* start EXERCISE DATA *

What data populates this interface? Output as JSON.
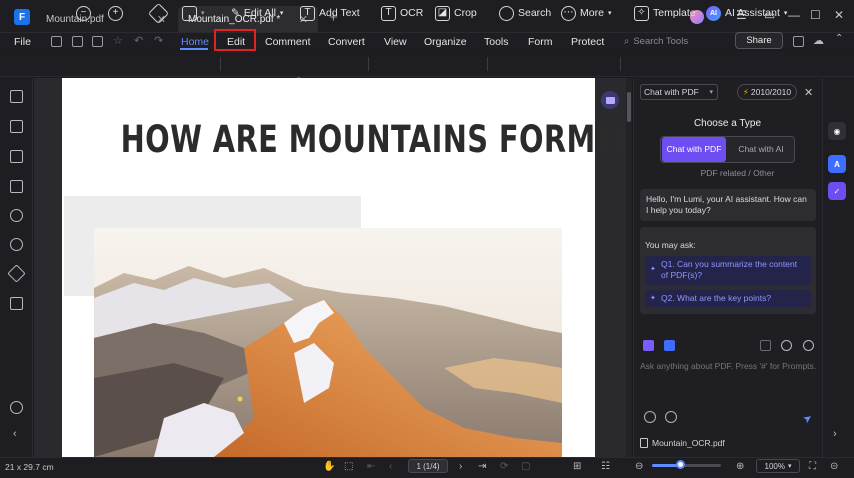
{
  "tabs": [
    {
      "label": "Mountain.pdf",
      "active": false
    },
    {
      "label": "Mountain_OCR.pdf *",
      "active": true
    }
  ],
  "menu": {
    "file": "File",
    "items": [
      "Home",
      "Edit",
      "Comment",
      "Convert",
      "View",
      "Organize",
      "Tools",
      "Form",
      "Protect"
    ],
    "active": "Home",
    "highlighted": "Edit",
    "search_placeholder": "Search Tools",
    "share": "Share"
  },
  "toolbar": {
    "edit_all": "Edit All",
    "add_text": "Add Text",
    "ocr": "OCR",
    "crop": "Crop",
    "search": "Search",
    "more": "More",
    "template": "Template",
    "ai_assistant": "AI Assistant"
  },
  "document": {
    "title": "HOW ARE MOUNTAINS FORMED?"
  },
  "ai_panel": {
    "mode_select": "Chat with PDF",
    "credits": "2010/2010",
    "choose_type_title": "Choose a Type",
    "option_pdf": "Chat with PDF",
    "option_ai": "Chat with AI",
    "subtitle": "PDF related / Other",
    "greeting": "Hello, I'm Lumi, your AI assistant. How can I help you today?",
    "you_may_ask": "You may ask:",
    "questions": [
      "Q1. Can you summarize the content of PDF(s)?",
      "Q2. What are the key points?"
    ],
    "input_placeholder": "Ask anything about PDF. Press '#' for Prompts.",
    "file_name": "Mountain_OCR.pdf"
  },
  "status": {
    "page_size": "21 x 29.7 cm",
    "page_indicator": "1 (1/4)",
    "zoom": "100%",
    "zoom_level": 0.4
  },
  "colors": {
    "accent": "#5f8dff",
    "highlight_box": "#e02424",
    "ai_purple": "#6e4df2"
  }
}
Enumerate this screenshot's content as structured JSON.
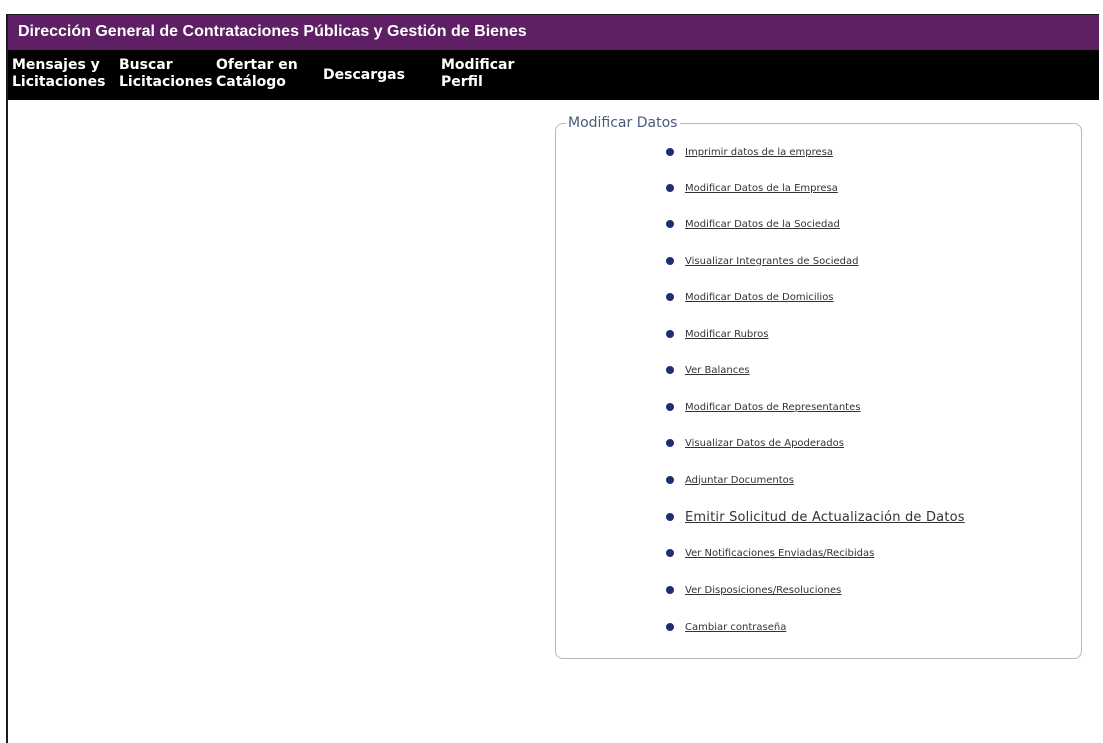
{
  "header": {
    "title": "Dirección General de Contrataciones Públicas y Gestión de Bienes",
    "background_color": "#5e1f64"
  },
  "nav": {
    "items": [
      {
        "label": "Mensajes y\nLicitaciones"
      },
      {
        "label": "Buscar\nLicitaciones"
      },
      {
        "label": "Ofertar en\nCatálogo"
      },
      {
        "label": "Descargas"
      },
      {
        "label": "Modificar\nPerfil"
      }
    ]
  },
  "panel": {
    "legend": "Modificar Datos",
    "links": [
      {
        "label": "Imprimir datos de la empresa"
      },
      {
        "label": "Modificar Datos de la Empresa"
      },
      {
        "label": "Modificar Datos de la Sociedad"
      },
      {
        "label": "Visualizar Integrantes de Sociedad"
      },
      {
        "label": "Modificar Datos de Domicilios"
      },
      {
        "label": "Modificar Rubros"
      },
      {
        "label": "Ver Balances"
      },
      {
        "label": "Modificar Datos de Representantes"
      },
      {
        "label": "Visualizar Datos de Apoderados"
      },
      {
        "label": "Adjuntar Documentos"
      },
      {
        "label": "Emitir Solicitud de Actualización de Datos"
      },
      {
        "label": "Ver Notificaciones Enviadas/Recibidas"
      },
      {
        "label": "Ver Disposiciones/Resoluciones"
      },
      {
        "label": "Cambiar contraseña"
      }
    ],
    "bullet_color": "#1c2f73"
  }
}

* end EXERCISE DATA *

SHORT TASK: Look through the entries above; copy each line where the string "Modificar" appears.

COMPLETE ANSWER:
        "label": "Modificar\nPerfil"
    "legend": "Modificar Datos",
        "label": "Modificar Datos de la Empresa"
        "label": "Modificar Datos de la Sociedad"
        "label": "Modificar Datos de Domicilios"
        "label": "Modificar Rubros"
        "label": "Modificar Datos de Representantes"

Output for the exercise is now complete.